__Objective__:
Repeat every entry in the listing below, exactly.

Data extracted from a collection
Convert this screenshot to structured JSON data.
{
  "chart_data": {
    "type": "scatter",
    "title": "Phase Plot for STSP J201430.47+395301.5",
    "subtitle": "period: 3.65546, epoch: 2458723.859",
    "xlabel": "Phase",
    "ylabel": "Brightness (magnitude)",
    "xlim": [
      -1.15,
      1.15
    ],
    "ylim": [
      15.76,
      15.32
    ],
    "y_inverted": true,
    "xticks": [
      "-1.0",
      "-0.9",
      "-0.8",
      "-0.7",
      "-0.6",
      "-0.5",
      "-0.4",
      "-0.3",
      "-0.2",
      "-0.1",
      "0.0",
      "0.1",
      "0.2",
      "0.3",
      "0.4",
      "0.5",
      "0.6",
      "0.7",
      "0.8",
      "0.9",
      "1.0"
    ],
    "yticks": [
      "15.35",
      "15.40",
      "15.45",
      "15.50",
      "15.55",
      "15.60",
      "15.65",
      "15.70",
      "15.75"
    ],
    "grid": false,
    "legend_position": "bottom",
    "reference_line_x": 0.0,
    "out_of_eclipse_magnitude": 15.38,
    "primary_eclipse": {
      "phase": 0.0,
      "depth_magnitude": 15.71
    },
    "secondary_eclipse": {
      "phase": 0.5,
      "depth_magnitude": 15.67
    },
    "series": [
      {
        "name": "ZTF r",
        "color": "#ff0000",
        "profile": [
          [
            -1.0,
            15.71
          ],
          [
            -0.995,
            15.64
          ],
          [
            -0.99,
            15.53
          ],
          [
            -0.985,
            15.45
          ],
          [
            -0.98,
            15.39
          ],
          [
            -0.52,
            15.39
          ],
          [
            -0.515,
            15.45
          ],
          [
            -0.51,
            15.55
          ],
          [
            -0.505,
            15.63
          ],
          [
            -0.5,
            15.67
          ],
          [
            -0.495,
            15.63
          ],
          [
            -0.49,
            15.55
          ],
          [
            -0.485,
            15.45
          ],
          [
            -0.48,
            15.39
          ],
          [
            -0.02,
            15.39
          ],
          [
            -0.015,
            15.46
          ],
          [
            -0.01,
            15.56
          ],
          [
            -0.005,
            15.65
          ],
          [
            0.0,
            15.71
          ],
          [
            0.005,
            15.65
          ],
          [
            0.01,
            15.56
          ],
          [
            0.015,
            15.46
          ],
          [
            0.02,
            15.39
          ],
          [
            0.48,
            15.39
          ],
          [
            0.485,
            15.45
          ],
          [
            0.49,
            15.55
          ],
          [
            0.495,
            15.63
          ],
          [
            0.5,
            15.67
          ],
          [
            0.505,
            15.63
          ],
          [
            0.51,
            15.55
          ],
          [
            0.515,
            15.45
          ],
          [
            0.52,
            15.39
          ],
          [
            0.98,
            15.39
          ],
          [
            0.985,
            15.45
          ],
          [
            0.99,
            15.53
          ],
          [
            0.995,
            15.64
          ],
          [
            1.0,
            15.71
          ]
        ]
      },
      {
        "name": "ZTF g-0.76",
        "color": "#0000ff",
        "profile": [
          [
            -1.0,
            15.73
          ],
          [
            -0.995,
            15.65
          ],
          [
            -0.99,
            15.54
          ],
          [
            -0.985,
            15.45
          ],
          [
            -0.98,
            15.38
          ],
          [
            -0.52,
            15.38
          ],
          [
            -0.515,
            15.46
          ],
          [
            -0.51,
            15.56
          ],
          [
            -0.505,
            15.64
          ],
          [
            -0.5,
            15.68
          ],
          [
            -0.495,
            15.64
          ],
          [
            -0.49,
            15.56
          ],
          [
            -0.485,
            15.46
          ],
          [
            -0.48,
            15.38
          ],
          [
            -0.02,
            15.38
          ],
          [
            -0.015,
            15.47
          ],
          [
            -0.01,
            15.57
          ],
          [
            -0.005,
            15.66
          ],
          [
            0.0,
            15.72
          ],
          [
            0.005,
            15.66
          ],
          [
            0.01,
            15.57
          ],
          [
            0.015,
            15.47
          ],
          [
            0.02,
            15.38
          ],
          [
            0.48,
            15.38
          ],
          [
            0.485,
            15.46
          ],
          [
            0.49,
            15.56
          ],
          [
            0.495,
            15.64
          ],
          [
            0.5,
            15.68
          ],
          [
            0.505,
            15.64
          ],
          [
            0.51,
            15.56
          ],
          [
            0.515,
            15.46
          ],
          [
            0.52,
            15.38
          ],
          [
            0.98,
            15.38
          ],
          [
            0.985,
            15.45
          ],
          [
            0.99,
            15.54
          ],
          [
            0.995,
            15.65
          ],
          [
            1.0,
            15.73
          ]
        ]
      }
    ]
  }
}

__Final answer__:
Convert this screenshot to structured JSON data.
{
  "chart_data": {
    "type": "scatter",
    "title": "Phase Plot for STSP J201430.47+395301.5",
    "subtitle": "period: 3.65546, epoch: 2458723.859",
    "xlabel": "Phase",
    "ylabel": "Brightness (magnitude)",
    "xlim": [
      -1.15,
      1.15
    ],
    "ylim": [
      15.76,
      15.32
    ],
    "y_inverted": true,
    "xticks": [
      "-1.0",
      "-0.9",
      "-0.8",
      "-0.7",
      "-0.6",
      "-0.5",
      "-0.4",
      "-0.3",
      "-0.2",
      "-0.1",
      "0.0",
      "0.1",
      "0.2",
      "0.3",
      "0.4",
      "0.5",
      "0.6",
      "0.7",
      "0.8",
      "0.9",
      "1.0"
    ],
    "yticks": [
      "15.35",
      "15.40",
      "15.45",
      "15.50",
      "15.55",
      "15.60",
      "15.65",
      "15.70",
      "15.75"
    ],
    "grid": false,
    "legend_position": "bottom",
    "reference_line_x": 0.0,
    "out_of_eclipse_magnitude": 15.38,
    "primary_eclipse": {
      "phase": 0.0,
      "depth_magnitude": 15.71
    },
    "secondary_eclipse": {
      "phase": 0.5,
      "depth_magnitude": 15.67
    },
    "series": [
      {
        "name": "ZTF r",
        "color": "#ff0000",
        "profile": [
          [
            -1.0,
            15.71
          ],
          [
            -0.995,
            15.64
          ],
          [
            -0.99,
            15.53
          ],
          [
            -0.985,
            15.45
          ],
          [
            -0.98,
            15.39
          ],
          [
            -0.52,
            15.39
          ],
          [
            -0.515,
            15.45
          ],
          [
            -0.51,
            15.55
          ],
          [
            -0.505,
            15.63
          ],
          [
            -0.5,
            15.67
          ],
          [
            -0.495,
            15.63
          ],
          [
            -0.49,
            15.55
          ],
          [
            -0.485,
            15.45
          ],
          [
            -0.48,
            15.39
          ],
          [
            -0.02,
            15.39
          ],
          [
            -0.015,
            15.46
          ],
          [
            -0.01,
            15.56
          ],
          [
            -0.005,
            15.65
          ],
          [
            0.0,
            15.71
          ],
          [
            0.005,
            15.65
          ],
          [
            0.01,
            15.56
          ],
          [
            0.015,
            15.46
          ],
          [
            0.02,
            15.39
          ],
          [
            0.48,
            15.39
          ],
          [
            0.485,
            15.45
          ],
          [
            0.49,
            15.55
          ],
          [
            0.495,
            15.63
          ],
          [
            0.5,
            15.67
          ],
          [
            0.505,
            15.63
          ],
          [
            0.51,
            15.55
          ],
          [
            0.515,
            15.45
          ],
          [
            0.52,
            15.39
          ],
          [
            0.98,
            15.39
          ],
          [
            0.985,
            15.45
          ],
          [
            0.99,
            15.53
          ],
          [
            0.995,
            15.64
          ],
          [
            1.0,
            15.71
          ]
        ]
      },
      {
        "name": "ZTF g-0.76",
        "color": "#0000ff",
        "profile": [
          [
            -1.0,
            15.73
          ],
          [
            -0.995,
            15.65
          ],
          [
            -0.99,
            15.54
          ],
          [
            -0.985,
            15.45
          ],
          [
            -0.98,
            15.38
          ],
          [
            -0.52,
            15.38
          ],
          [
            -0.515,
            15.46
          ],
          [
            -0.51,
            15.56
          ],
          [
            -0.505,
            15.64
          ],
          [
            -0.5,
            15.68
          ],
          [
            -0.495,
            15.64
          ],
          [
            -0.49,
            15.56
          ],
          [
            -0.485,
            15.46
          ],
          [
            -0.48,
            15.38
          ],
          [
            -0.02,
            15.38
          ],
          [
            -0.015,
            15.47
          ],
          [
            -0.01,
            15.57
          ],
          [
            -0.005,
            15.66
          ],
          [
            0.0,
            15.72
          ],
          [
            0.005,
            15.66
          ],
          [
            0.01,
            15.57
          ],
          [
            0.015,
            15.47
          ],
          [
            0.02,
            15.38
          ],
          [
            0.48,
            15.38
          ],
          [
            0.485,
            15.46
          ],
          [
            0.49,
            15.56
          ],
          [
            0.495,
            15.64
          ],
          [
            0.5,
            15.68
          ],
          [
            0.505,
            15.64
          ],
          [
            0.51,
            15.56
          ],
          [
            0.515,
            15.46
          ],
          [
            0.52,
            15.38
          ],
          [
            0.98,
            15.38
          ],
          [
            0.985,
            15.45
          ],
          [
            0.99,
            15.54
          ],
          [
            0.995,
            15.65
          ],
          [
            1.0,
            15.73
          ]
        ]
      }
    ]
  }
}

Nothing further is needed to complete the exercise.